Exercise requirements — Your task is to print the material below exactly as presented.

========================

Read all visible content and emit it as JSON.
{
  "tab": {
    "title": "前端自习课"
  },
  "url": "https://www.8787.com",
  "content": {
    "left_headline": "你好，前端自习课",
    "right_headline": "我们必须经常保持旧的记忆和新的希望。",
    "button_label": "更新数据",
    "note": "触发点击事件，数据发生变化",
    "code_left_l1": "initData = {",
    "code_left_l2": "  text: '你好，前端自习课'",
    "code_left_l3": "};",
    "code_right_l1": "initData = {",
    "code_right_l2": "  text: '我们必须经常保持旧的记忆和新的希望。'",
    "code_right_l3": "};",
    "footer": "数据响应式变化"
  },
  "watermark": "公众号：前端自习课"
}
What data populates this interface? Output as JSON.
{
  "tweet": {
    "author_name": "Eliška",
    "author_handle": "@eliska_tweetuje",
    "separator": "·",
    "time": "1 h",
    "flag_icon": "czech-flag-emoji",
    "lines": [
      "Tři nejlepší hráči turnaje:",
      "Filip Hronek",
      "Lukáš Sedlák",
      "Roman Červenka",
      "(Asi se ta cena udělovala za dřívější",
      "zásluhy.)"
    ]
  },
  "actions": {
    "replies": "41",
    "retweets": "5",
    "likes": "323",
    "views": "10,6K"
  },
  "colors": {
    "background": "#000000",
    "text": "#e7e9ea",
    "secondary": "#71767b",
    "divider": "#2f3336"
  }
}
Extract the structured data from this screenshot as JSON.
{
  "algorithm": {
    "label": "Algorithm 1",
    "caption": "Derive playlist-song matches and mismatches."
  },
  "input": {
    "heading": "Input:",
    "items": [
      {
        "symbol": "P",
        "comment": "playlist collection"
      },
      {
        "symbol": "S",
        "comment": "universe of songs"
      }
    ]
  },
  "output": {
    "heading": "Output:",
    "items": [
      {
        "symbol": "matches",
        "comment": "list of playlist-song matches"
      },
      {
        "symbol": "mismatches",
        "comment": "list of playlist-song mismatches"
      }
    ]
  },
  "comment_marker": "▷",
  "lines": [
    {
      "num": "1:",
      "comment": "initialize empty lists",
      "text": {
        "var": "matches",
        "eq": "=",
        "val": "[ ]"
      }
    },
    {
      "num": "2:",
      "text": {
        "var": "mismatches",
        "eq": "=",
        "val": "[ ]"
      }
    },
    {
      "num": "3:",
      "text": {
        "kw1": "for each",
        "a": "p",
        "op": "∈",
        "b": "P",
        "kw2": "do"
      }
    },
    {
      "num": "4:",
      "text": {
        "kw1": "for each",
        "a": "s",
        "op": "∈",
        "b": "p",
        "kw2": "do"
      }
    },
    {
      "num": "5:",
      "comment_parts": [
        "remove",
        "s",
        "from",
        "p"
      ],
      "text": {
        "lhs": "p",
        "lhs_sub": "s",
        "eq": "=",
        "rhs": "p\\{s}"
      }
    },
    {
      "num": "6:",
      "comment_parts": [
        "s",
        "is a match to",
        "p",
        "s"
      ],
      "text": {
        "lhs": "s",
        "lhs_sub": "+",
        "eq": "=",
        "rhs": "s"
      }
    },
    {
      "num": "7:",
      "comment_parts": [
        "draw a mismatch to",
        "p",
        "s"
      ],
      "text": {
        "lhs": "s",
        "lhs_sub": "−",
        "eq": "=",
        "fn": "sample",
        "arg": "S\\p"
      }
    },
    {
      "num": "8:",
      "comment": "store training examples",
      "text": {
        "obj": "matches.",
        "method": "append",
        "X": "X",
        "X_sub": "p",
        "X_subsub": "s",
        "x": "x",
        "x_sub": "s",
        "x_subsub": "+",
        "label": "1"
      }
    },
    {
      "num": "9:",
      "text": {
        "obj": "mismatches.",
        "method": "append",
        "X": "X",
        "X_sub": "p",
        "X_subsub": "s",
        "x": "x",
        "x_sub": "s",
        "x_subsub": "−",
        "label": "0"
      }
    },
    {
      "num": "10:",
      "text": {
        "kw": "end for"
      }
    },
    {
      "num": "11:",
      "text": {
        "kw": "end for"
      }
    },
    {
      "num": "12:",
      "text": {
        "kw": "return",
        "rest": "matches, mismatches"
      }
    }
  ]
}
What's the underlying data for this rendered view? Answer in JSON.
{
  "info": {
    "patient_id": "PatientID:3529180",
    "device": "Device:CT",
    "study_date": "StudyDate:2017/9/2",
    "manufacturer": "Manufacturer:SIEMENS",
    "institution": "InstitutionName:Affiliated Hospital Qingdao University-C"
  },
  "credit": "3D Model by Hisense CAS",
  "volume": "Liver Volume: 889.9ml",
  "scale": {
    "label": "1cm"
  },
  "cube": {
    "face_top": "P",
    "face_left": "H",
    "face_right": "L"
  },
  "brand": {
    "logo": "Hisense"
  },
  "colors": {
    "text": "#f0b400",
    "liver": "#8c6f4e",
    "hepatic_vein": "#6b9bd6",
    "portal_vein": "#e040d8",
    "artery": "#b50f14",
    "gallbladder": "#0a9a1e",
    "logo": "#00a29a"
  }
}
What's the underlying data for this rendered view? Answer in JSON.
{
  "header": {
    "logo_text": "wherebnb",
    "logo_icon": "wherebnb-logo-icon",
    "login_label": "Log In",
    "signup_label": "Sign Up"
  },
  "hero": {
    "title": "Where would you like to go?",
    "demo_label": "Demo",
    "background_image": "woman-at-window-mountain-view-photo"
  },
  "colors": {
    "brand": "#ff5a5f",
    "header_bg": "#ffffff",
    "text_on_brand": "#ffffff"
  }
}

========================

Expected output —
Read all visible content and emit it as JSON.
{
  "tab": {
    "title": "前端自习课"
  },
  "url": "https://www.8787.com",
  "content": {
    "left_headline": "你好，前端自习课",
    "right_headline": "我们必须经常保持旧的记忆和新的希望。",
    "button_label": "更新数据",
    "note": "触发点击事件，数据发生变化",
    "code_left_l1": "initData = {",
    "code_left_l2": "  text: '你好，前端自习课'",
    "code_left_l3": "};",
    "code_right_l1": "initData = {",
    "code_right_l2": "  text: '我们必须经常保持旧的记忆和新的希望。'",
    "code_right_l3": "};",
    "footer": "数据响应式变化"
  },
  "watermark": "公众号：前端自习课"
}
What data populates this interface? Output as JSON.
{
  "tweet": {
    "author_name": "Eliška",
    "author_handle": "@eliska_tweetuje",
    "separator": "·",
    "time": "1 h",
    "flag_icon": "czech-flag-emoji",
    "lines": [
      "Tři nejlepší hráči turnaje:",
      "Filip Hronek",
      "Lukáš Sedlák",
      "Roman Červenka",
      "(Asi se ta cena udělovala za dřívější",
      "zásluhy.)"
    ]
  },
  "actions": {
    "replies": "41",
    "retweets": "5",
    "likes": "323",
    "views": "10,6K"
  },
  "colors": {
    "background": "#000000",
    "text": "#e7e9ea",
    "secondary": "#71767b",
    "divider": "#2f3336"
  }
}
Extract the structured data from this screenshot as JSON.
{
  "algorithm": {
    "label": "Algorithm 1",
    "caption": "Derive playlist-song matches and mismatches."
  },
  "input": {
    "heading": "Input:",
    "items": [
      {
        "symbol": "P",
        "comment": "playlist collection"
      },
      {
        "symbol": "S",
        "comment": "universe of songs"
      }
    ]
  },
  "output": {
    "heading": "Output:",
    "items": [
      {
        "symbol": "matches",
        "comment": "list of playlist-song matches"
      },
      {
        "symbol": "mismatches",
        "comment": "list of playlist-song mismatches"
      }
    ]
  },
  "comment_marker": "▷",
  "lines": [
    {
      "num": "1:",
      "comment": "initialize empty lists",
      "text": {
        "var": "matches",
        "eq": "=",
        "val": "[ ]"
      }
    },
    {
      "num": "2:",
      "text": {
        "var": "mismatches",
        "eq": "=",
        "val": "[ ]"
      }
    },
    {
      "num": "3:",
      "text": {
        "kw1": "for each",
        "a": "p",
        "op": "∈",
        "b": "P",
        "kw2": "do"
      }
    },
    {
      "num": "4:",
      "text": {
        "kw1": "for each",
        "a": "s",
        "op": "∈",
        "b": "p",
        "kw2": "do"
      }
    },
    {
      "num": "5:",
      "comment_parts": [
        "remove",
        "s",
        "from",
        "p"
      ],
      "text": {
        "lhs": "p",
        "lhs_sub": "s",
        "eq": "=",
        "rhs": "p\\{s}"
      }
    },
    {
      "num": "6:",
      "comment_parts": [
        "s",
        "is a match to",
        "p",
        "s"
      ],
      "text": {
        "lhs": "s",
        "lhs_sub": "+",
        "eq": "=",
        "rhs": "s"
      }
    },
    {
      "num": "7:",
      "comment_parts": [
        "draw a mismatch to",
        "p",
        "s"
      ],
      "text": {
        "lhs": "s",
        "lhs_sub": "−",
        "eq": "=",
        "fn": "sample",
        "arg": "S\\p"
      }
    },
    {
      "num": "8:",
      "comment": "store training examples",
      "text": {
        "obj": "matches.",
        "method": "append",
        "X": "X",
        "X_sub": "p",
        "X_subsub": "s",
        "x": "x",
        "x_sub": "s",
        "x_subsub": "+",
        "label": "1"
      }
    },
    {
      "num": "9:",
      "text": {
        "obj": "mismatches.",
        "method": "append",
        "X": "X",
        "X_sub": "p",
        "X_subsub": "s",
        "x": "x",
        "x_sub": "s",
        "x_subsub": "−",
        "label": "0"
      }
    },
    {
      "num": "10:",
      "text": {
        "kw": "end for"
      }
    },
    {
      "num": "11:",
      "text": {
        "kw": "end for"
      }
    },
    {
      "num": "12:",
      "text": {
        "kw": "return",
        "rest": "matches, mismatches"
      }
    }
  ]
}
What's the underlying data for this rendered view? Answer in JSON.
{
  "info": {
    "patient_id": "PatientID:3529180",
    "device": "Device:CT",
    "study_date": "StudyDate:2017/9/2",
    "manufacturer": "Manufacturer:SIEMENS",
    "institution": "InstitutionName:Affiliated Hospital Qingdao University-C"
  },
  "credit": "3D Model by Hisense CAS",
  "volume": "Liver Volume: 889.9ml",
  "scale": {
    "label": "1cm"
  },
  "cube": {
    "face_top": "P",
    "face_left": "H",
    "face_right": "L"
  },
  "brand": {
    "logo": "Hisense"
  },
  "colors": {
    "text": "#f0b400",
    "liver": "#8c6f4e",
    "hepatic_vein": "#6b9bd6",
    "portal_vein": "#e040d8",
    "artery": "#b50f14",
    "gallbladder": "#0a9a1e",
    "logo": "#00a29a"
  }
}
What's the underlying data for this rendered view? Answer in JSON.
{
  "header": {
    "logo_text": "wherebnb",
    "logo_icon": "wherebnb-logo-icon",
    "login_label": "Log In",
    "signup_label": "Sign Up"
  },
  "hero": {
    "title": "Where would you like to go?",
    "demo_label": "Demo",
    "background_image": "woman-at-window-mountain-view-photo"
  },
  "colors": {
    "brand": "#ff5a5f",
    "header_bg": "#ffffff",
    "text_on_brand": "#ffffff"
  }
}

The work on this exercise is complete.